- **REQUIRED TASK**: Identify, in the records below, every line where the string "steps" appears, and copy each such line.

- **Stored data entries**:
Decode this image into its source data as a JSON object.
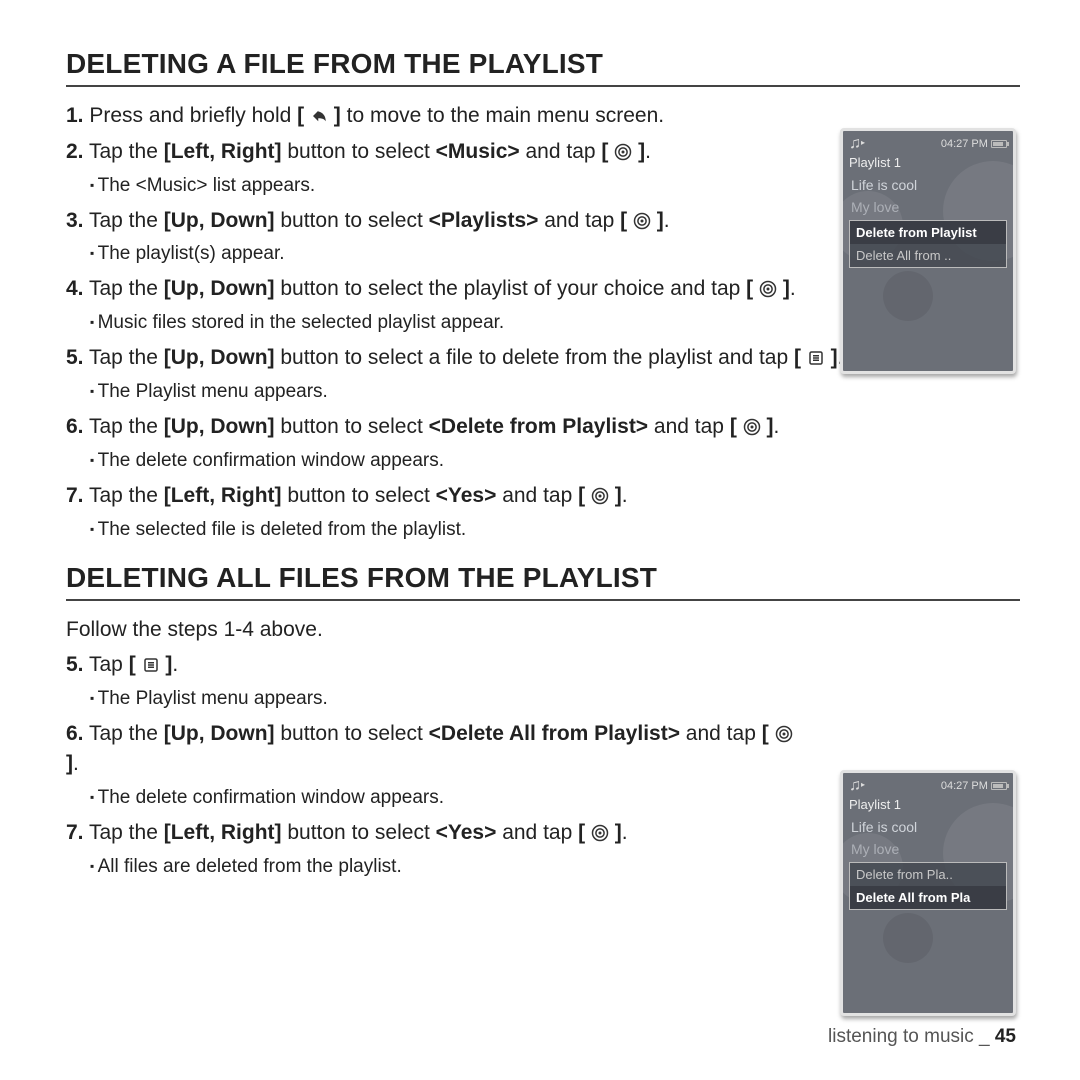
{
  "section1": {
    "heading": "DELETING A FILE FROM THE PLAYLIST",
    "step1_a": "Press and briefly hold ",
    "step1_b": " to move to the main menu screen.",
    "step2_a": "Tap the ",
    "step2_nav1": "[Left, Right]",
    "step2_b": " button to select ",
    "step2_tgt": "<Music>",
    "step2_c": " and tap ",
    "sub2": "The <Music> list appears.",
    "step3_a": "Tap the ",
    "step3_nav": "[Up, Down]",
    "step3_b": " button to select ",
    "step3_tgt": "<Playlists>",
    "step3_c": " and tap ",
    "sub3": "The playlist(s) appear.",
    "step4_a": "Tap the ",
    "step4_nav": "[Up, Down]",
    "step4_b": " button to select the playlist of your choice and tap ",
    "sub4": "Music files stored in the selected playlist appear.",
    "step5_a": "Tap the ",
    "step5_nav": "[Up, Down]",
    "step5_b": " button to select a file to delete from the playlist and tap ",
    "sub5": "The Playlist menu appears.",
    "step6_a": "Tap the ",
    "step6_nav": "[Up, Down]",
    "step6_b": " button to select ",
    "step6_tgt": "<Delete from Playlist>",
    "step6_c": " and tap ",
    "sub6": "The delete confirmation window appears.",
    "step7_a": "Tap the ",
    "step7_nav": "[Left, Right]",
    "step7_b": " button to select ",
    "step7_tgt": "<Yes>",
    "step7_c": " and tap ",
    "sub7": "The selected file is deleted from the playlist."
  },
  "section2": {
    "heading": "DELETING ALL FILES FROM THE PLAYLIST",
    "intro": "Follow the steps 1-4 above.",
    "step5": "Tap ",
    "sub5": "The Playlist menu appears.",
    "step6_a": "Tap the ",
    "step6_nav": "[Up, Down]",
    "step6_b": " button to select ",
    "step6_tgt": "<Delete All from Playlist>",
    "step6_c": " and tap ",
    "sub6": "The delete confirmation window appears.",
    "step7_a": "Tap the ",
    "step7_nav": "[Left, Right]",
    "step7_b": " button to select ",
    "step7_tgt": "<Yes>",
    "step7_c": " and tap ",
    "sub7": "All files are deleted from the playlist."
  },
  "device": {
    "time": "04:27 PM",
    "title": "Playlist 1",
    "song1": "Life is cool",
    "song2": "My love",
    "menu1_row1": "Delete from Playlist",
    "menu1_row2": "Delete All from ..",
    "menu2_row1": "Delete from Pla..",
    "menu2_row2": "Delete All from Pla"
  },
  "footer": {
    "text": "listening to music _ ",
    "page": "45"
  },
  "steps": {
    "n1": "1.",
    "n2": "2.",
    "n3": "3.",
    "n4": "4.",
    "n5": "5.",
    "n6": "6.",
    "n7": "7."
  },
  "period": "."
}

- **SOLUTION TO THIS PROBLEM**:
    "intro": "Follow the steps 1-4 above.",
  "steps": {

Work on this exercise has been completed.